▶ What the exercise asks
Keep only those lines of the records that include the string "A类客户应续金额".

▶ Record excerpts
** Begin **

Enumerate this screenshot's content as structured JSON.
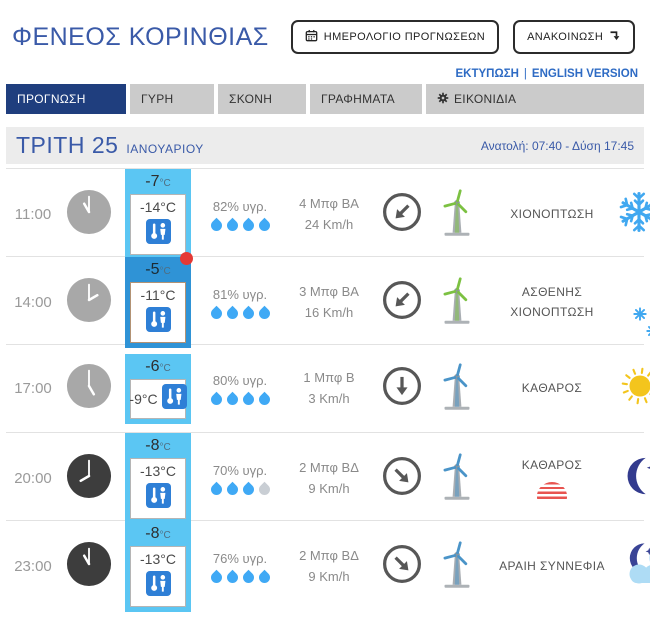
{
  "header": {
    "title": "ΦΕΝΕΟΣ ΚΟΡΙΝΘΙΑΣ",
    "calendar_button": "ΗΜΕΡΟΛΟΓΙΟ ΠΡΟΓΝΩΣΕΩΝ",
    "announcement_button": "ΑΝΑΚΟΙΝΩΣΗ"
  },
  "links": {
    "print": "ΕΚΤΥΠΩΣΗ",
    "separator": "|",
    "english": "ENGLISH VERSION"
  },
  "tabs": [
    {
      "label": "ΠΡΟΓΝΩΣΗ",
      "active": true
    },
    {
      "label": "ΓΥΡΗ",
      "active": false
    },
    {
      "label": "ΣΚΟΝΗ",
      "active": false
    },
    {
      "label": "ΓΡΑΦΗΜΑΤΑ",
      "active": false
    },
    {
      "label": "ΕΙΚΟΝΙΔΙΑ",
      "active": false,
      "icon": "gear-icon"
    }
  ],
  "date_bar": {
    "day": "ΤΡΙΤΗ 25",
    "month": "ΙΑΝΟΥΑΡΙΟΥ",
    "sun_times": "Ανατολή: 07:40  - Δύση 17:45"
  },
  "colors": {
    "navy_tab": "#1F3E7E",
    "title_blue": "#3A5AA8",
    "link_blue": "#2E6BC4",
    "box_light_blue": "#5BC6F3",
    "box_active_blue": "#2F93D6",
    "current_dot_red": "#E53935",
    "drop_blue": "#3FA9F5",
    "snow_blue": "#41A8F0",
    "sun_yellow": "#F3C51D",
    "moon_navy": "#333B8E",
    "cloud_blue": "#AEDCF5",
    "turbine_green": "#7CC142",
    "turbine_blue": "#4A94C8",
    "frost_red": "#E85450"
  },
  "rows": [
    {
      "time": "11:00",
      "clock": "day",
      "temp": "-7",
      "unit": "°C",
      "feels": "-14°C",
      "box_style": "light",
      "current": false,
      "compact": false,
      "humidity": "82% υγρ.",
      "drops": [
        "b",
        "b",
        "b",
        "b"
      ],
      "wind_bft": "4 Μπφ ΒΑ",
      "wind_kmh": "24 Km/h",
      "arrow": "SW",
      "turbine": "green",
      "condition": "ΧΙΟΝΟΠΤΩΣΗ",
      "condition_badge": null,
      "icon": "snow"
    },
    {
      "time": "14:00",
      "clock": "day",
      "temp": "-5",
      "unit": "°C",
      "feels": "-11°C",
      "box_style": "dark",
      "current": true,
      "compact": false,
      "humidity": "81% υγρ.",
      "drops": [
        "b",
        "b",
        "b",
        "b"
      ],
      "wind_bft": "3 Μπφ ΒΑ",
      "wind_kmh": "16 Km/h",
      "arrow": "SW",
      "turbine": "green",
      "condition": "ΑΣΘΕΝΗΣ ΧΙΟΝΟΠΤΩΣΗ",
      "condition_badge": null,
      "icon": "light-snow"
    },
    {
      "time": "17:00",
      "clock": "day",
      "temp": "-6",
      "unit": "°C",
      "feels": "-9°C",
      "box_style": "light",
      "current": false,
      "compact": true,
      "humidity": "80% υγρ.",
      "drops": [
        "b",
        "b",
        "b",
        "b"
      ],
      "wind_bft": "1 Μπφ Β",
      "wind_kmh": "3 Km/h",
      "arrow": "S",
      "turbine": "blue",
      "condition": "ΚΑΘΑΡΟΣ",
      "condition_badge": null,
      "icon": "sun"
    },
    {
      "time": "20:00",
      "clock": "night",
      "temp": "-8",
      "unit": "°C",
      "feels": "-13°C",
      "box_style": "light",
      "current": false,
      "compact": false,
      "humidity": "70% υγρ.",
      "drops": [
        "b",
        "b",
        "b",
        "g"
      ],
      "wind_bft": "2 Μπφ ΒΔ",
      "wind_kmh": "9 Km/h",
      "arrow": "SE",
      "turbine": "blue",
      "condition": "ΚΑΘΑΡΟΣ",
      "condition_badge": "frost",
      "icon": "moon"
    },
    {
      "time": "23:00",
      "clock": "night",
      "temp": "-8",
      "unit": "°C",
      "feels": "-13°C",
      "box_style": "light",
      "current": false,
      "compact": false,
      "humidity": "76% υγρ.",
      "drops": [
        "b",
        "b",
        "b",
        "b"
      ],
      "wind_bft": "2 Μπφ ΒΔ",
      "wind_kmh": "9 Km/h",
      "arrow": "SE",
      "turbine": "blue",
      "condition": "ΑΡΑΙΗ ΣΥΝΝΕΦΙΑ",
      "condition_badge": null,
      "icon": "moon-cloud"
    }
  ]
}
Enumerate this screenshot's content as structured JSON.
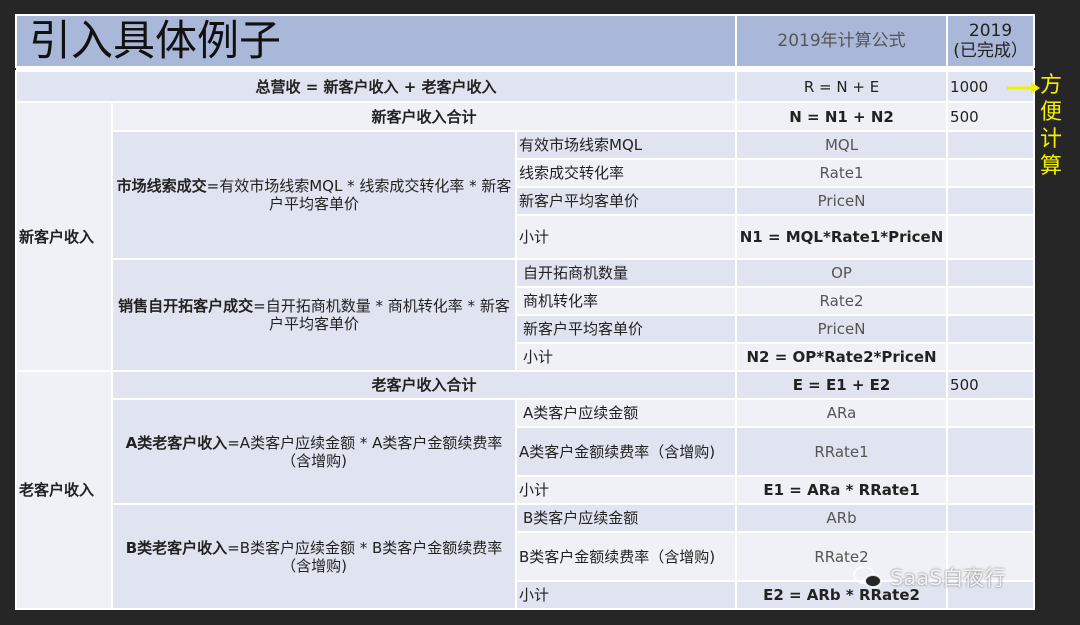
{
  "title": "引入具体例子",
  "header": {
    "formula_col": "2019年计算公式",
    "year": "2019",
    "year_status": "(已完成）"
  },
  "total": {
    "label": "总营收 = 新客户收入 + 老客户收入",
    "formula": "R = N + E",
    "value": "1000"
  },
  "note": "方便计算",
  "new_customer": {
    "label": "新客户收入",
    "total": {
      "label": "新客户收入合计",
      "formula": "N = N1 + N2",
      "value": "500"
    },
    "market": {
      "bold": "市场线索成交",
      "rest": "=有效市场线索MQL * 线索成交转化率 * 新客户平均客单价",
      "items": [
        {
          "label": "有效市场线索MQL",
          "formula": "MQL"
        },
        {
          "label": "线索成交转化率",
          "formula": "Rate1"
        },
        {
          "label": "新客户平均客单价",
          "formula": "PriceN"
        }
      ],
      "subtotal": {
        "label": "小计",
        "formula": "N1 = MQL*Rate1*PriceN"
      }
    },
    "sales": {
      "bold": "销售自开拓客户成交",
      "rest": "=自开拓商机数量 * 商机转化率 * 新客户平均客单价",
      "items": [
        {
          "label": "自开拓商机数量",
          "formula": "OP"
        },
        {
          "label": "商机转化率",
          "formula": "Rate2"
        },
        {
          "label": "新客户平均客单价",
          "formula": "PriceN"
        }
      ],
      "subtotal": {
        "label": "小计",
        "formula": "N2 = OP*Rate2*PriceN"
      }
    }
  },
  "old_customer": {
    "label": "老客户收入",
    "total": {
      "label": "老客户收入合计",
      "formula": "E = E1 + E2",
      "value": "500"
    },
    "a": {
      "bold": "A类老客户收入",
      "rest": "=A类客户应续金额 * A类客户金额续费率（含增购)",
      "items": [
        {
          "label": "A类客户应续金额",
          "formula": "ARa"
        },
        {
          "label": "A类客户金额续费率（含增购)",
          "formula": "RRate1"
        }
      ],
      "subtotal": {
        "label": "小计",
        "formula": "E1 = ARa * RRate1"
      }
    },
    "b": {
      "bold": "B类老客户收入",
      "rest": "=B类客户应续金额 * B类客户金额续费率（含增购)",
      "items": [
        {
          "label": "B类客户应续金额",
          "formula": "ARb"
        },
        {
          "label": "B类客户金额续费率（含增购)",
          "formula": "RRate2"
        }
      ],
      "subtotal": {
        "label": "小计",
        "formula": "E2 = ARb * RRate2"
      }
    }
  },
  "watermark": "SaaS白夜行",
  "colors": {
    "header": "#a9b8d9",
    "row_dark": "#dfe4f0",
    "row_light": "#eff1f7",
    "note": "#f0f000"
  }
}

** End **

▶ Exercise output
      "rest": "=A类客户应续金额 * A类客户金额续费率（含增购)",
          "label": "A类客户应续金额",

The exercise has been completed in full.